*YOUR TASK*: Output every entry exactly as written, skipping any pictures.

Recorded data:
»»

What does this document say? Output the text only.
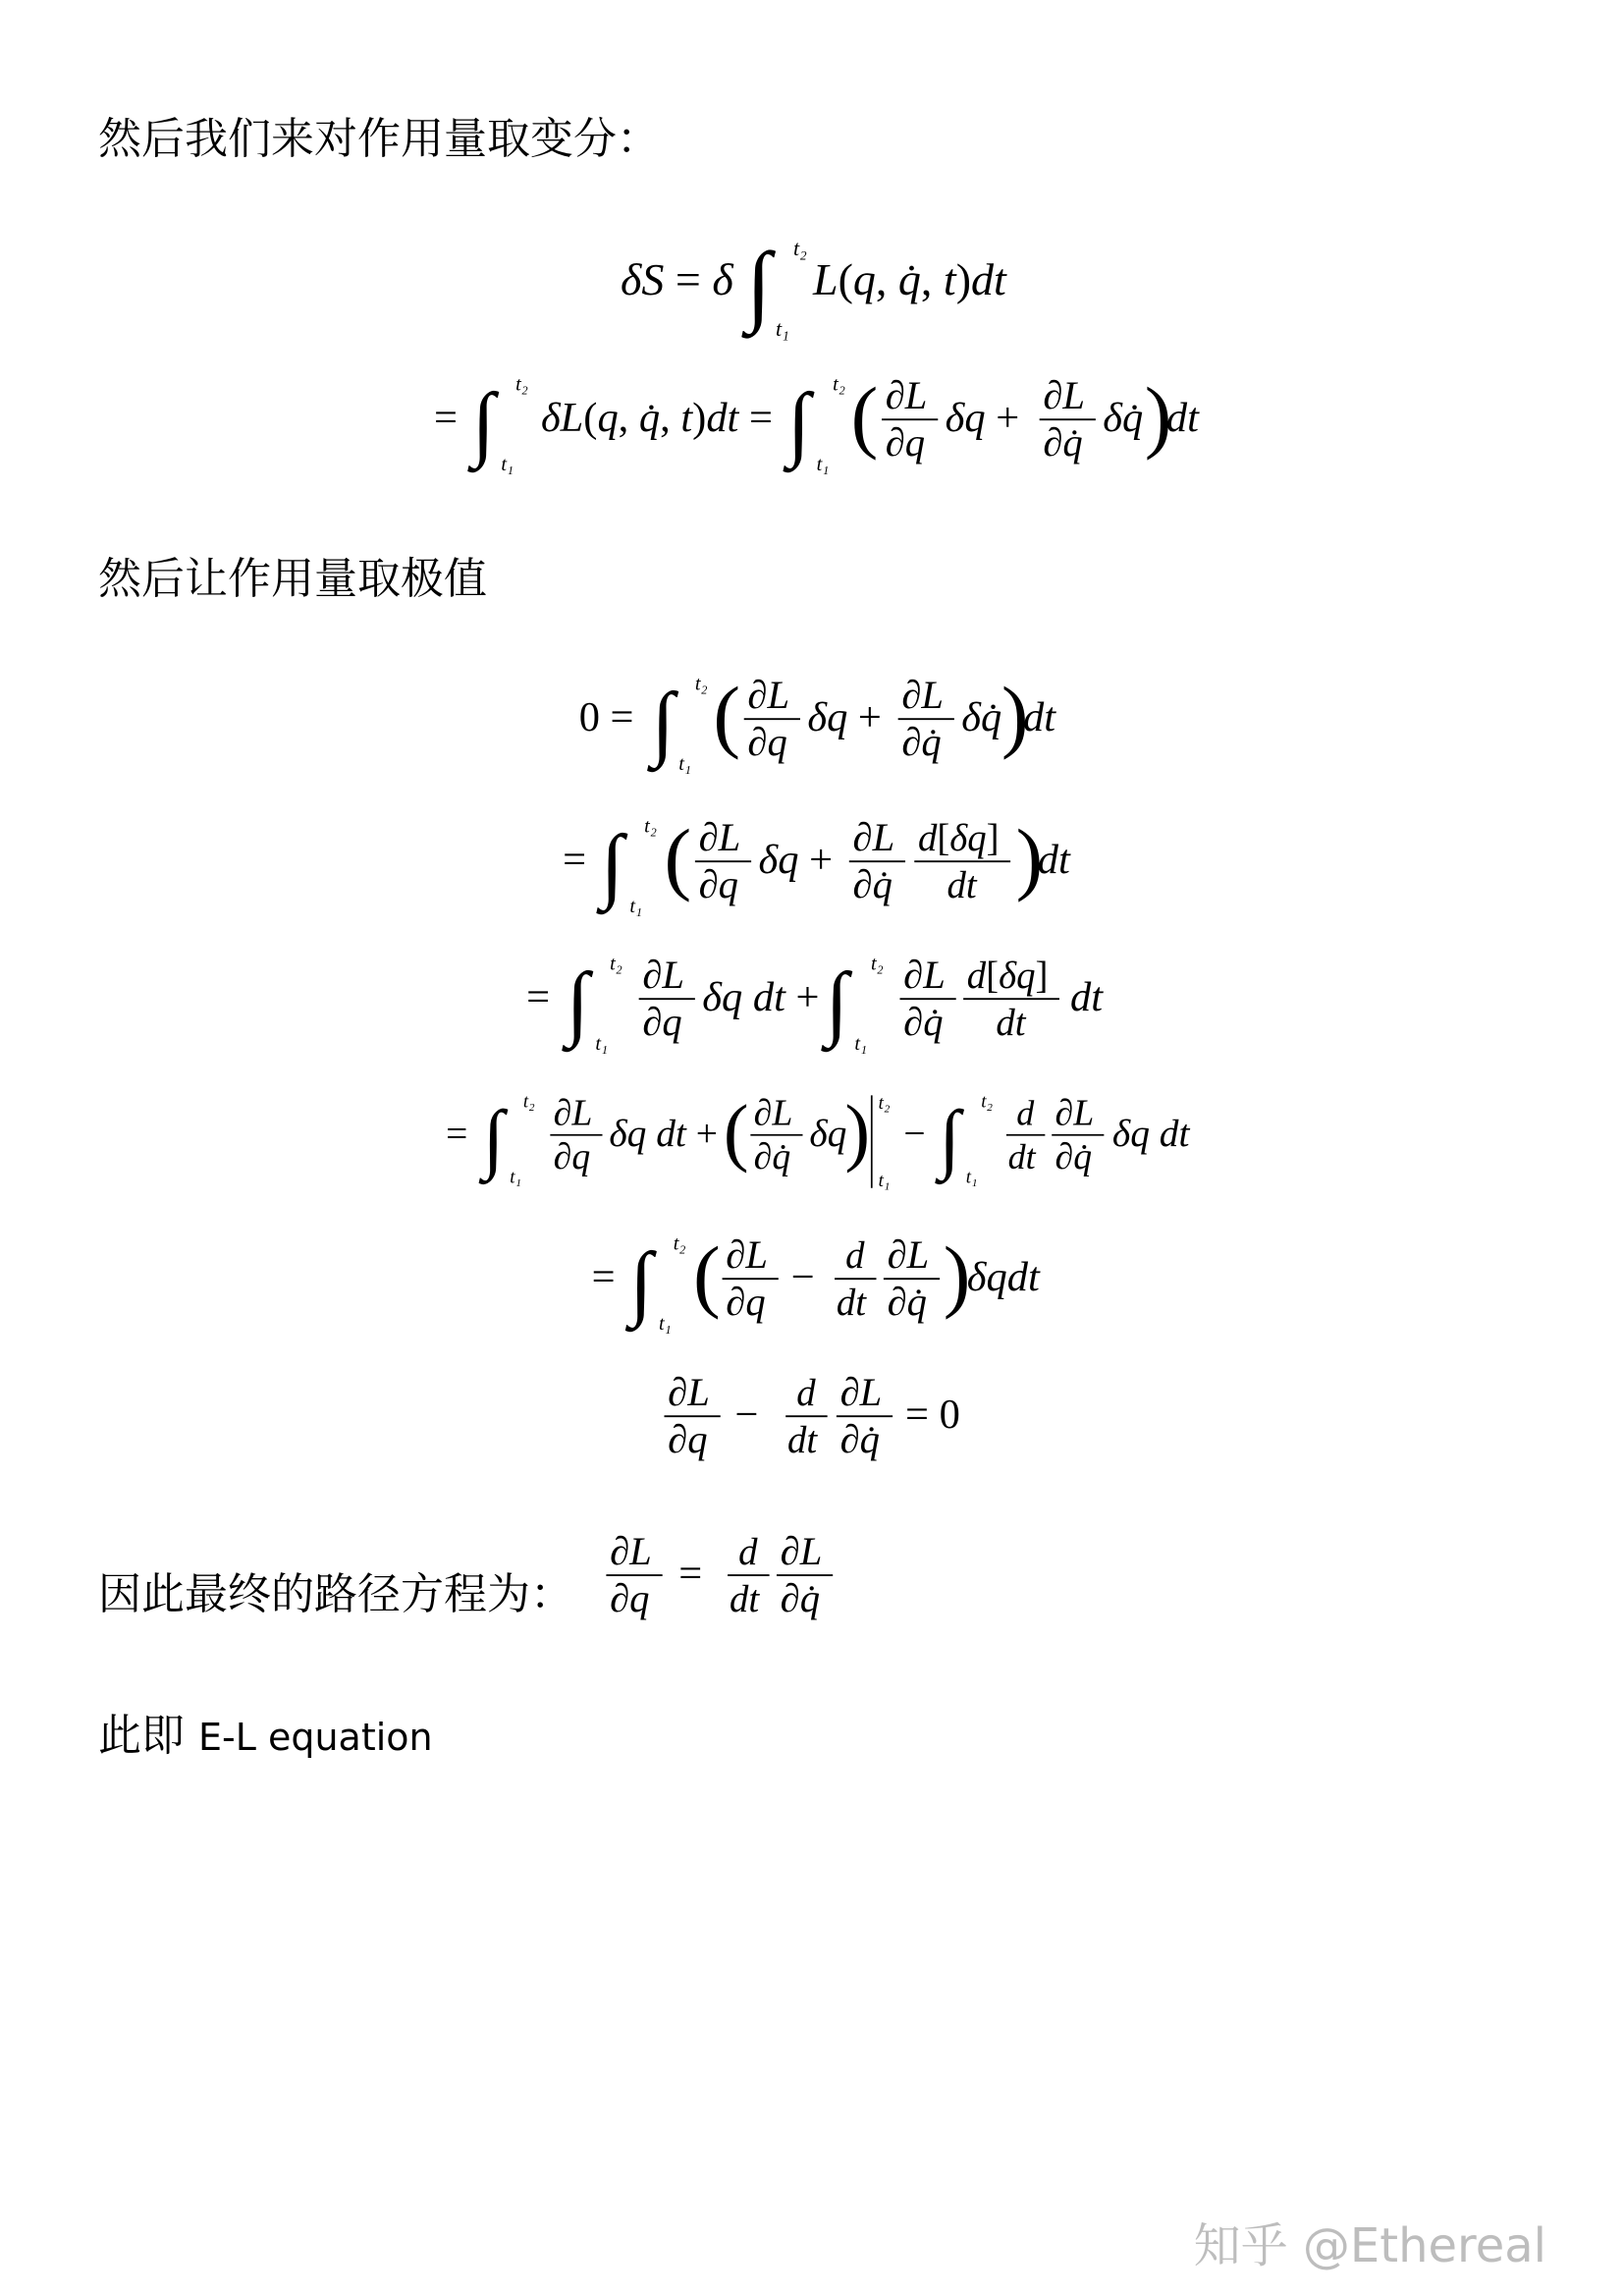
然后我们来对作用量取变分：
δS = δ ∫ t₂
t₁
L(q, q̇, t)dt
= ∫ t₂
t₁
δL(q, q̇, t)dt = ∫ t₂
t₁
( ∂L
∂q
δq + ∂L
∂q̇
δq̇ )
dt
然后让作用量取极值
0 = ∫ t₂
t₁
( ∂L
∂q
δq + ∂L
∂q̇
δq̇ )
dt
= ∫ t₂
t₁
( ∂L
∂q
δq + ∂L
∂q̇
d[δq]
dt )
dt
= ∫ t₂
t₁
∂L
∂q
δq dt + ∫ t₂
t₁
∂L
∂q̇
d[δq]
dt
dt
= ∫ t₂
t₁
∂L
∂q
δq dt + ( ∂L
∂q̇
δq
) t₂
t₁
− ∫ t₂
t₁
d
dt
∂L
∂q̇
δq dt
= ∫ t₂
t₁
( ∂L
∂q
− d
dt
∂L
∂q̇ )
δqdt
∂L
∂q
− d
dt
∂L
∂q̇
= 0
因此最终的路径方程为：
∂L
∂q
= d
dt
∂L
∂q̇
此即 E-L equation
知乎 @Ethereal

««

*TASK RESPONSE*:
What does this document say? Output the text only.
然后我们来对作用量取变分：
δS = δ ∫ t₂
t₁
L(q, q̇, t)dt
= ∫ t₂
t₁
δL(q, q̇, t)dt = ∫ t₂
t₁
( ∂L
∂q
δq + ∂L
∂q̇
δq̇ )
dt
然后让作用量取极值
0 = ∫ t₂
t₁
( ∂L
∂q
δq + ∂L
∂q̇
δq̇ )
dt
= ∫ t₂
t₁
( ∂L
∂q
δq + ∂L
∂q̇
d[δq]
dt )
dt
= ∫ t₂
t₁
∂L
∂q
δq dt + ∫ t₂
t₁
∂L
∂q̇
d[δq]
dt
dt
= ∫ t₂
t₁
∂L
∂q
δq dt + ( ∂L
∂q̇
δq
) t₂
t₁
− ∫ t₂
t₁
d
dt
∂L
∂q̇
δq dt
= ∫ t₂
t₁
( ∂L
∂q
− d
dt
∂L
∂q̇ )
δqdt
∂L
∂q
− d
dt
∂L
∂q̇
= 0
因此最终的路径方程为：
∂L
∂q
= d
dt
∂L
∂q̇
此即 E-L equation
知乎 @Ethereal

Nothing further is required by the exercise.